▶ _YOUR GOAL_
In the records below, count every line containing "Created". Reply with the number only.

▶ _EXTRACTED DATA_
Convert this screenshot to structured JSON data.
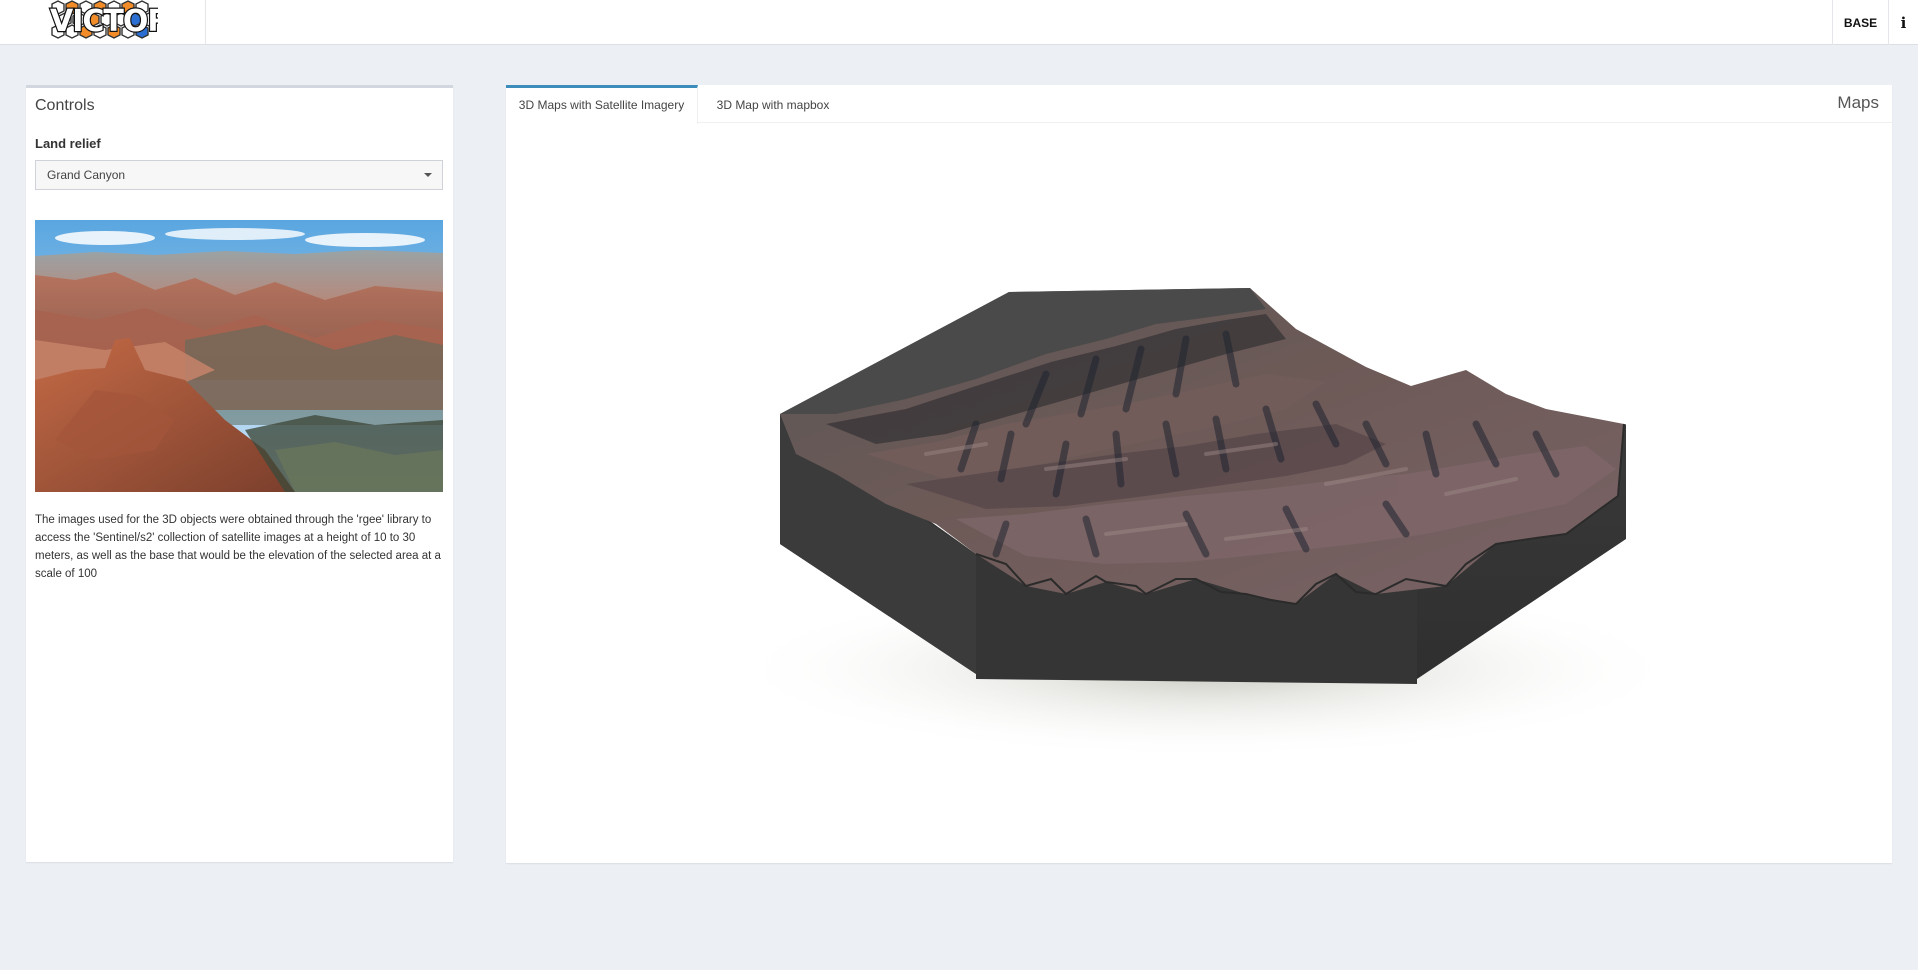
{
  "app": {
    "logo_text": "VICTOR",
    "base_label": "BASE",
    "info_label": "i"
  },
  "controls": {
    "title": "Controls",
    "land_relief_label": "Land relief",
    "land_relief_value": "Grand Canyon",
    "description": "The images used for the 3D objects were obtained through the 'rgee' library to access the 'Sentinel/s2' collection of satellite images at a height of 10 to 30 meters, as well as the base that would be the elevation of the selected area at a scale of 100"
  },
  "maps": {
    "title": "Maps",
    "tabs": [
      {
        "label": "3D Maps with Satellite Imagery",
        "active": true
      },
      {
        "label": "3D Map with mapbox",
        "active": false
      }
    ]
  },
  "colors": {
    "accent": "#3c8dbc",
    "background": "#ecf0f5",
    "logo_orange": "#f28c28",
    "logo_blue": "#2a6fd1"
  }
}
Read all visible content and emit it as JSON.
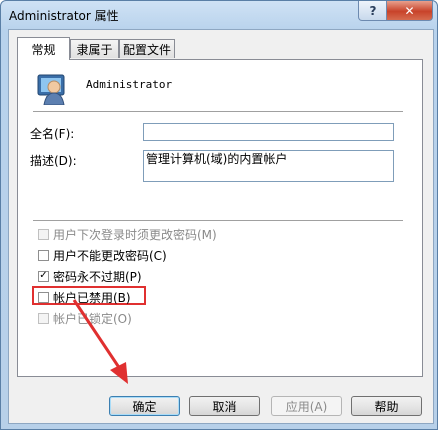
{
  "window": {
    "title": "Administrator 属性",
    "help_glyph": "?",
    "close_glyph": "✕"
  },
  "tabs": [
    {
      "label": "常规",
      "active": true
    },
    {
      "label": "隶属于",
      "active": false
    },
    {
      "label": "配置文件",
      "active": false
    }
  ],
  "user": {
    "name": "Administrator",
    "icon": "user-avatar-icon"
  },
  "fields": {
    "fullname_label": "全名(F):",
    "fullname_value": "",
    "description_label": "描述(D):",
    "description_value": "管理计算机(域)的内置帐户"
  },
  "checkboxes": [
    {
      "label": "用户下次登录时须更改密码(M)",
      "checked": false,
      "enabled": false
    },
    {
      "label": "用户不能更改密码(C)",
      "checked": false,
      "enabled": true
    },
    {
      "label": "密码永不过期(P)",
      "checked": true,
      "enabled": true
    },
    {
      "label": "帐户已禁用(B)",
      "checked": false,
      "enabled": true,
      "highlighted": true
    },
    {
      "label": "帐户已锁定(O)",
      "checked": false,
      "enabled": false
    }
  ],
  "check_glyph": "✓",
  "buttons": {
    "ok": "确定",
    "cancel": "取消",
    "apply": "应用(A)",
    "help": "帮助"
  },
  "colors": {
    "highlight": "#e03030",
    "arrow": "#e03030"
  }
}
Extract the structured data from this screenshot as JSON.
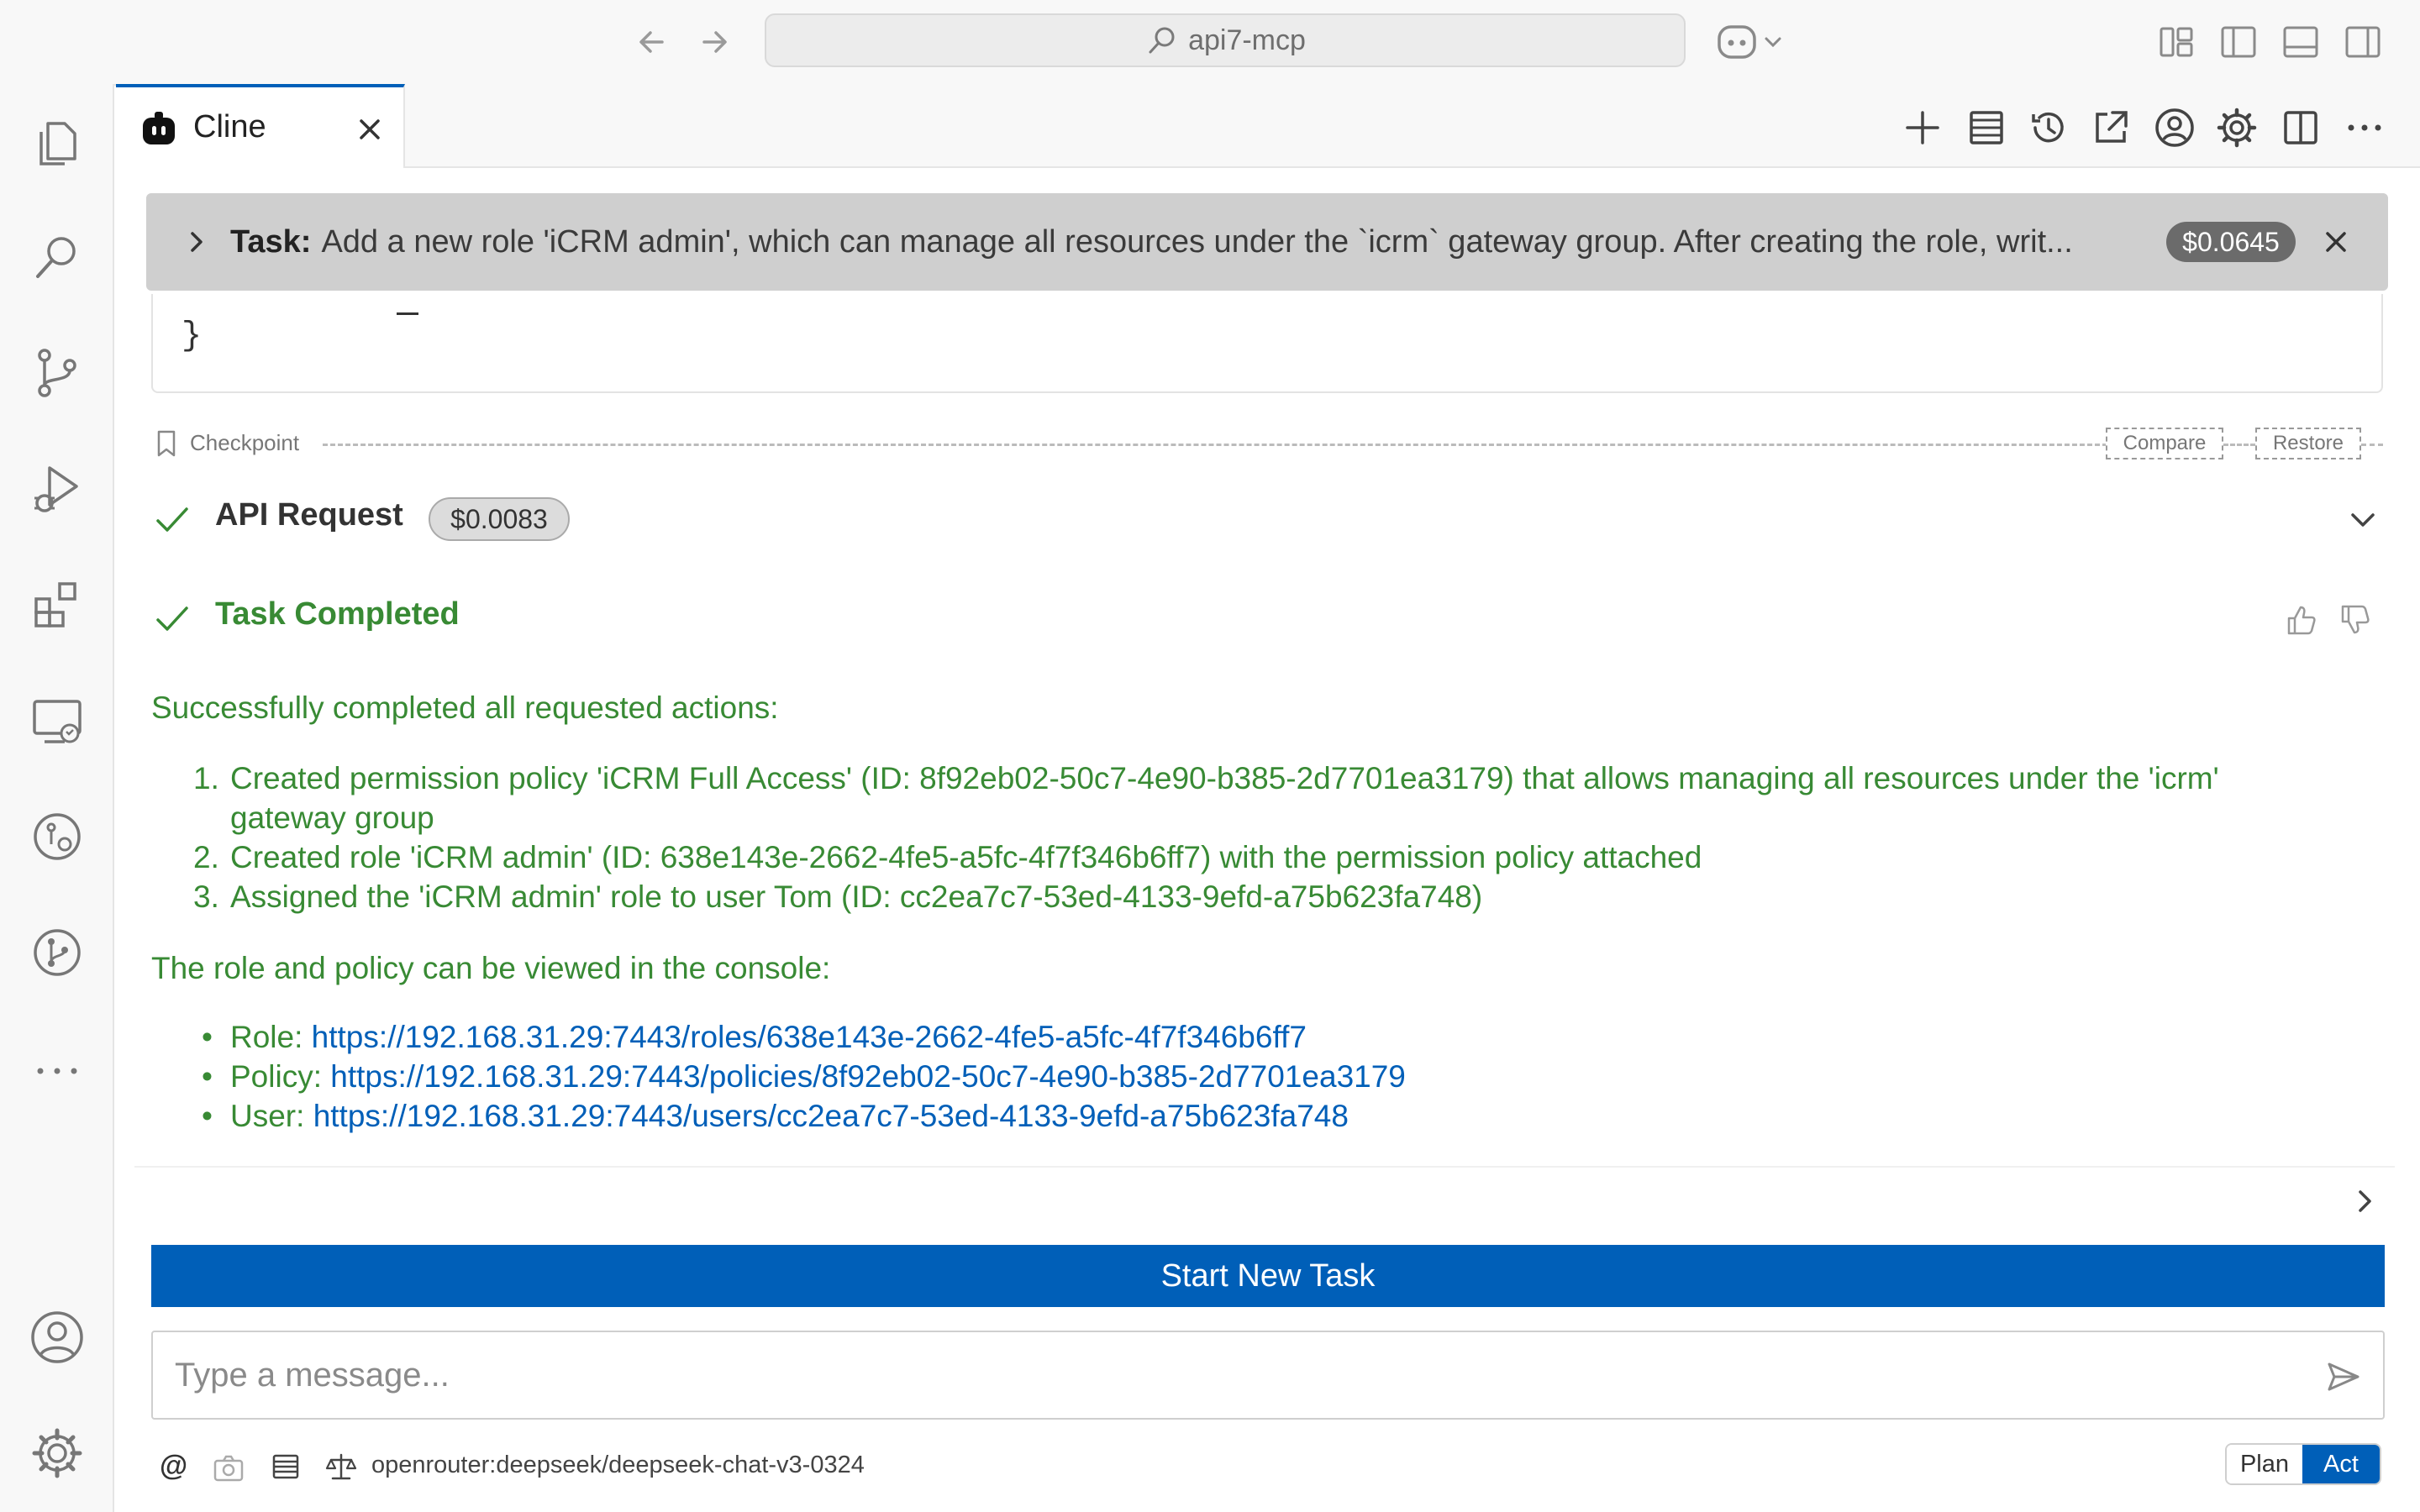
{
  "titlebar": {
    "search_text": "api7-mcp"
  },
  "tab": {
    "label": "Cline"
  },
  "task": {
    "prefix": "Task:",
    "text": "Add a new role 'iCRM admin', which can manage all resources under the `icrm` gateway group. After creating the role, writ...",
    "cost": "$0.0645"
  },
  "code": {
    "brace": "}"
  },
  "checkpoint": {
    "label": "Checkpoint",
    "compare": "Compare",
    "restore": "Restore"
  },
  "api_request": {
    "label": "API Request",
    "cost": "$0.0083"
  },
  "completion": {
    "title": "Task Completed",
    "intro": "Successfully completed all requested actions:",
    "steps": [
      {
        "num": "1.",
        "line1": "Created permission policy 'iCRM Full Access' (ID: 8f92eb02-50c7-4e90-b385-2d7701ea3179) that allows managing all resources under the 'icrm'",
        "line2": "gateway group"
      },
      {
        "num": "2.",
        "line1": "Created role 'iCRM admin' (ID: 638e143e-2662-4fe5-a5fc-4f7f346b6ff7) with the permission policy attached"
      },
      {
        "num": "3.",
        "line1": "Assigned the 'iCRM admin' role to user Tom (ID: cc2ea7c7-53ed-4133-9efd-a75b623fa748)"
      }
    ],
    "console_intro": "The role and policy can be viewed in the console:",
    "links": [
      {
        "label": "Role:",
        "url": "https://192.168.31.29:7443/roles/638e143e-2662-4fe5-a5fc-4f7f346b6ff7"
      },
      {
        "label": "Policy:",
        "url": "https://192.168.31.29:7443/policies/8f92eb02-50c7-4e90-b385-2d7701ea3179"
      },
      {
        "label": "User:",
        "url": "https://192.168.31.29:7443/users/cc2ea7c7-53ed-4133-9efd-a75b623fa748"
      }
    ]
  },
  "actions": {
    "start_new_task": "Start New Task"
  },
  "input": {
    "placeholder": "Type a message..."
  },
  "footer": {
    "at_symbol": "@",
    "model": "openrouter:deepseek/deepseek-chat-v3-0324",
    "mode_plan": "Plan",
    "mode_act": "Act"
  },
  "colors": {
    "accent": "#005fb8",
    "success": "#388a34",
    "banner": "#cfcfcf"
  }
}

▶ _WRITTEN RESPONSE_
2